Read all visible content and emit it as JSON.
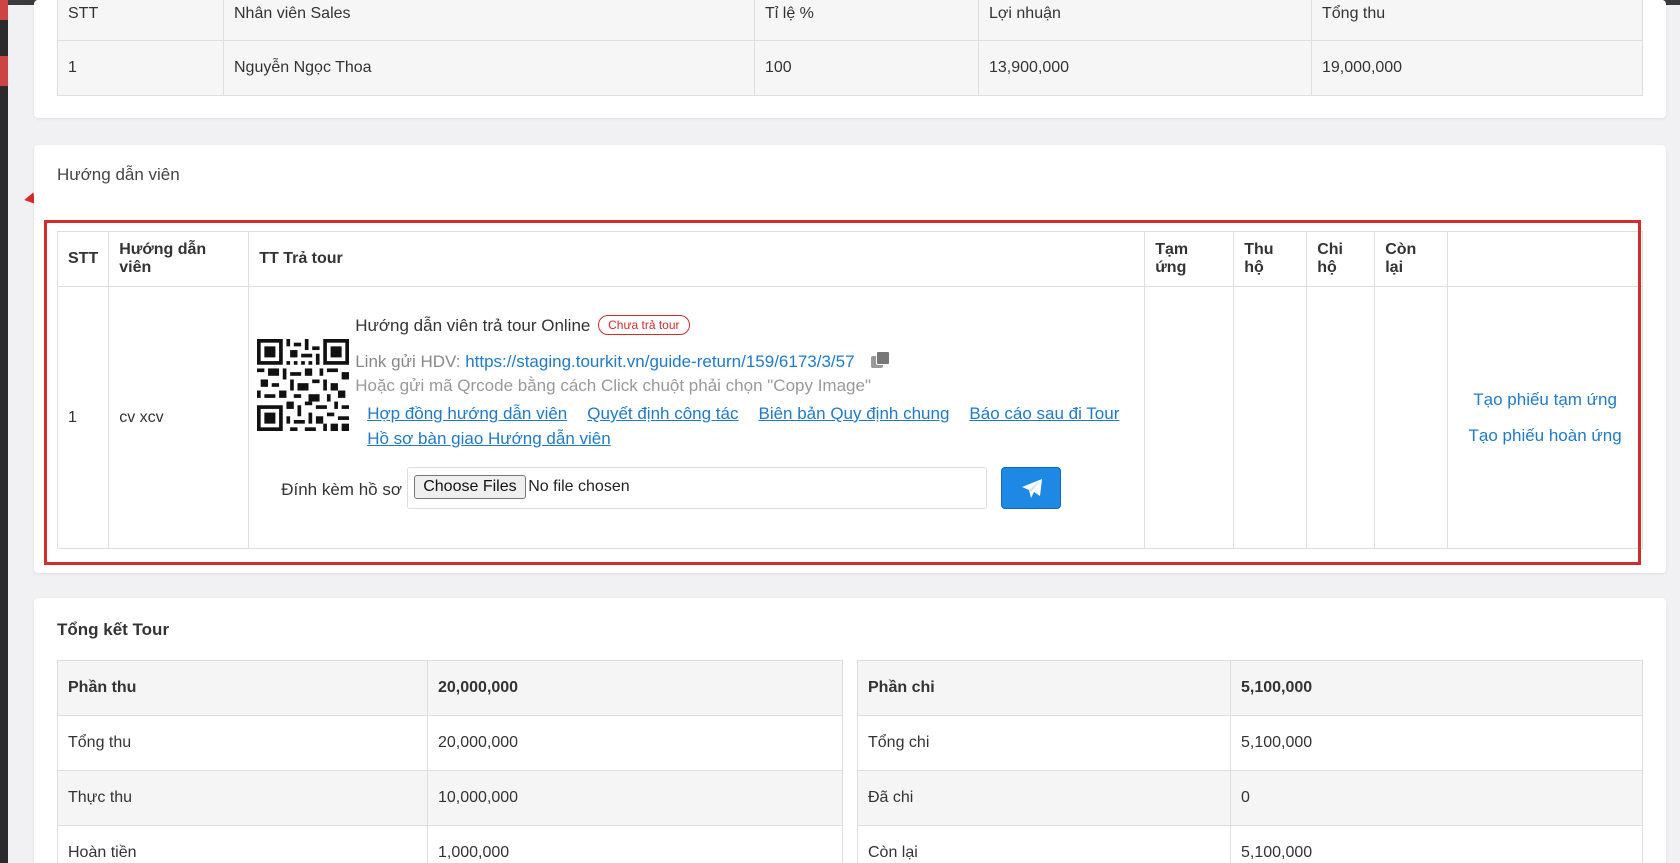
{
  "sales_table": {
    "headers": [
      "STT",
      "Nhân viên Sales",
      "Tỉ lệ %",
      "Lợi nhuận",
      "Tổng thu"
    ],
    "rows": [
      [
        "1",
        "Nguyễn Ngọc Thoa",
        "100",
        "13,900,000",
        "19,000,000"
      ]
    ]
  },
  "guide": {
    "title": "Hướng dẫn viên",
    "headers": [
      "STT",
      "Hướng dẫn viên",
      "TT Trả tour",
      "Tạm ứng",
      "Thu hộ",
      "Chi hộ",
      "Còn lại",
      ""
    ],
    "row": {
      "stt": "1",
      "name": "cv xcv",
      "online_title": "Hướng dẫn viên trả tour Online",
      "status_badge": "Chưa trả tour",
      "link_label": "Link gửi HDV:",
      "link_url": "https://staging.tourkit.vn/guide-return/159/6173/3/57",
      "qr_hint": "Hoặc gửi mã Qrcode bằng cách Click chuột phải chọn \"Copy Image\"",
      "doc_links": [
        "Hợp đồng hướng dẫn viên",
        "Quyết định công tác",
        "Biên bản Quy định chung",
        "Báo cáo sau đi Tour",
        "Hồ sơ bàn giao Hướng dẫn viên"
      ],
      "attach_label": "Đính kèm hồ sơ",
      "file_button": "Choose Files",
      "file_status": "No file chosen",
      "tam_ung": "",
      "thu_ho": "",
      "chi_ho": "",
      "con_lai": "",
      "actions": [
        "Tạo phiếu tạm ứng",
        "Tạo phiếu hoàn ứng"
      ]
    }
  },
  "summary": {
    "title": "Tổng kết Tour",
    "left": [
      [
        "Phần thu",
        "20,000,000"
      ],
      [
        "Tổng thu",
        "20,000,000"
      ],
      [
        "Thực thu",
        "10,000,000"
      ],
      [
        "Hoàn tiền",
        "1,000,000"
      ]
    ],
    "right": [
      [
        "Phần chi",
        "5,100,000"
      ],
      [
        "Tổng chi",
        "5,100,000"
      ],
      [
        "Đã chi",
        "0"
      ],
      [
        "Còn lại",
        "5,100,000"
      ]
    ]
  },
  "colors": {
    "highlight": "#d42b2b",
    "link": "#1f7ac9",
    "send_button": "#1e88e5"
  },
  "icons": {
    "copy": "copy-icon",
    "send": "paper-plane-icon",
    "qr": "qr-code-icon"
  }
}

::::::

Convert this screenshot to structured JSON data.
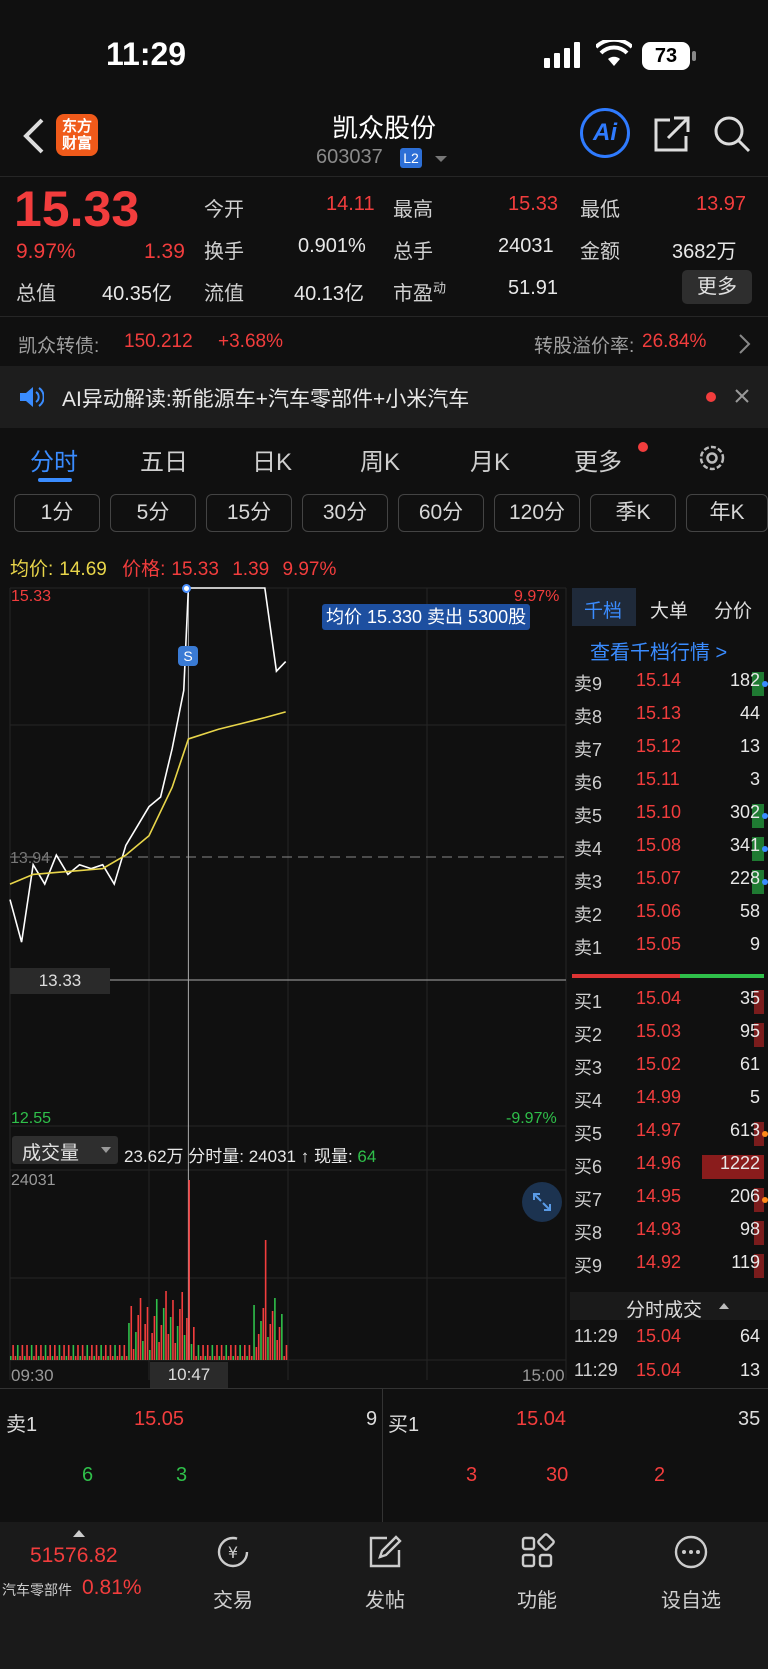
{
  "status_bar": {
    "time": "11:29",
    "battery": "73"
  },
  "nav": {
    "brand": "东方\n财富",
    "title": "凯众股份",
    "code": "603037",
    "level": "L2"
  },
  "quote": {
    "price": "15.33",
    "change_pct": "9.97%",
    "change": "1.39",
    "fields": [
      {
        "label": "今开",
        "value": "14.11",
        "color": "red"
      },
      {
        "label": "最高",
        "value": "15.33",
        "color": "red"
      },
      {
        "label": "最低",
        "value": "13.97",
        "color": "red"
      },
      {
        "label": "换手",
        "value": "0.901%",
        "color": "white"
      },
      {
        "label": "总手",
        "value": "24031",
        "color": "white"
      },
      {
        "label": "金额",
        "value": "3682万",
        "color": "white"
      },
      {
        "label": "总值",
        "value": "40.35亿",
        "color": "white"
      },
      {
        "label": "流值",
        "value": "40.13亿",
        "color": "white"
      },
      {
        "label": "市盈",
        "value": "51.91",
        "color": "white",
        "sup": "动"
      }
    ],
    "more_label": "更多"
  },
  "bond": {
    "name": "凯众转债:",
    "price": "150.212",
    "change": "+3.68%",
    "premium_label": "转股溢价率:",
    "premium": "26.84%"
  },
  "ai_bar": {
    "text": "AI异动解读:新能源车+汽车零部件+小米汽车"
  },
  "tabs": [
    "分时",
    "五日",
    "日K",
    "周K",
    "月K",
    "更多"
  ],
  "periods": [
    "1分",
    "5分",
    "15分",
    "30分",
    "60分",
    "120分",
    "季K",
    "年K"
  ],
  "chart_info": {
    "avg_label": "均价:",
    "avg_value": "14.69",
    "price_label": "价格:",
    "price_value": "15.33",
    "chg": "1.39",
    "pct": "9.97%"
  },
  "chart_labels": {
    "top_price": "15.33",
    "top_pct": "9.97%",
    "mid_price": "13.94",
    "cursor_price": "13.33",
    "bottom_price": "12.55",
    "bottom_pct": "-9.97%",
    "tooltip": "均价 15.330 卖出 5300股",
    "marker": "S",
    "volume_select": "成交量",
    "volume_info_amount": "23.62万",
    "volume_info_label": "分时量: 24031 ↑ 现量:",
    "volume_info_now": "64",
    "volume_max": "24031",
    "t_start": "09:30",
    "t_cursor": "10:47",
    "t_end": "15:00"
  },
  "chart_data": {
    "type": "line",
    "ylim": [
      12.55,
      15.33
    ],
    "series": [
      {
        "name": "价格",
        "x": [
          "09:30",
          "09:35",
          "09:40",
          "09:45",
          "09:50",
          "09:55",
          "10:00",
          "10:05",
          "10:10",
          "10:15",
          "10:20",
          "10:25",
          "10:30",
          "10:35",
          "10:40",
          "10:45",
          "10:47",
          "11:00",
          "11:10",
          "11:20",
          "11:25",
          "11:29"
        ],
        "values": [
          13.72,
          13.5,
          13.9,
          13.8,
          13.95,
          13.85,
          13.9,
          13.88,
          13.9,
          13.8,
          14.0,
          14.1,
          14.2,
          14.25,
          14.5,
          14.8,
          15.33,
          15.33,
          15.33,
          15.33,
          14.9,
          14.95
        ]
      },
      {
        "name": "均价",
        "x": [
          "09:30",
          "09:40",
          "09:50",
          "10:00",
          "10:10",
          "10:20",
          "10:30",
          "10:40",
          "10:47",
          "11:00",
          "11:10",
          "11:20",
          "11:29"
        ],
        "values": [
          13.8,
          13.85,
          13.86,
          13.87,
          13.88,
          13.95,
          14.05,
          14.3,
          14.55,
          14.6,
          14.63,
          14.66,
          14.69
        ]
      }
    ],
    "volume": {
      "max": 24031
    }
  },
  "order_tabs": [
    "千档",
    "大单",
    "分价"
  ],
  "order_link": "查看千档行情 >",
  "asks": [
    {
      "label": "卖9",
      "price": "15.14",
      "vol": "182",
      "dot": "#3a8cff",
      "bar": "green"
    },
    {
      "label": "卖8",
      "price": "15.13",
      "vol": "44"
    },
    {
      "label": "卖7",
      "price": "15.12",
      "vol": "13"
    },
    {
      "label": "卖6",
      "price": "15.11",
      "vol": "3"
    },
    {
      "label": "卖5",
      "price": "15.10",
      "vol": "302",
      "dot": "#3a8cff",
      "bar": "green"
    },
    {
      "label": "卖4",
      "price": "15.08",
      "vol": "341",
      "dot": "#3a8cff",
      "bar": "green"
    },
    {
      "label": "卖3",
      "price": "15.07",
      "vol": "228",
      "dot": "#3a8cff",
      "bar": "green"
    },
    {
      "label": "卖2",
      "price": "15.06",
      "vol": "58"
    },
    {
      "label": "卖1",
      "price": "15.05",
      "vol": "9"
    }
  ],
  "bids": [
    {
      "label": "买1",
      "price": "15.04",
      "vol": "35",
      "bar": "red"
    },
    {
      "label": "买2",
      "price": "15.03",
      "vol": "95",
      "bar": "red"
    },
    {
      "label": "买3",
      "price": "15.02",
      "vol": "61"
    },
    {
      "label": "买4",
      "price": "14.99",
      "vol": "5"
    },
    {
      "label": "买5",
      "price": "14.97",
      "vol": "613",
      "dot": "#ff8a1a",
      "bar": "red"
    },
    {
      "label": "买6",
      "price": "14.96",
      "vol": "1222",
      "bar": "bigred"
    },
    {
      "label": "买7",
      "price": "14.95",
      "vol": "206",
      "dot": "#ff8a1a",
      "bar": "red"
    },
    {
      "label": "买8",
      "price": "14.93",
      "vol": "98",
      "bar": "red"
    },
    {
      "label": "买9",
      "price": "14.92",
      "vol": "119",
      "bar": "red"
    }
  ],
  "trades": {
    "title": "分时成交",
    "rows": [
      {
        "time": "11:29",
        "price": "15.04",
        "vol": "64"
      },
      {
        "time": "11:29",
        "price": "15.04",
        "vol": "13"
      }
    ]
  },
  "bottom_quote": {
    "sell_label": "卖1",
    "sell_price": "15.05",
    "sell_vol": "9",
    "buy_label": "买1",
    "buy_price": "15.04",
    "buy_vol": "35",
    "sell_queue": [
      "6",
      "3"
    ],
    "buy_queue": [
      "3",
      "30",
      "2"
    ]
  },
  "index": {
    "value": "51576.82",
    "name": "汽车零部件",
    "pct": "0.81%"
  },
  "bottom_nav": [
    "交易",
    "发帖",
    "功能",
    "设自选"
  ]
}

::::::

* [To do]
In the entries above, find lines with "viên" and copy each.

* [Solution to this task]
      "Nhân viên Sales",
    "title": "Hướng dẫn viên",
      "Hướng dẫn viên",
      "online_title": "Hướng dẫn viên trả tour Online",
        "Hợp đồng hướng dẫn viên",
        "Hồ sơ bàn giao Hướng dẫn viên"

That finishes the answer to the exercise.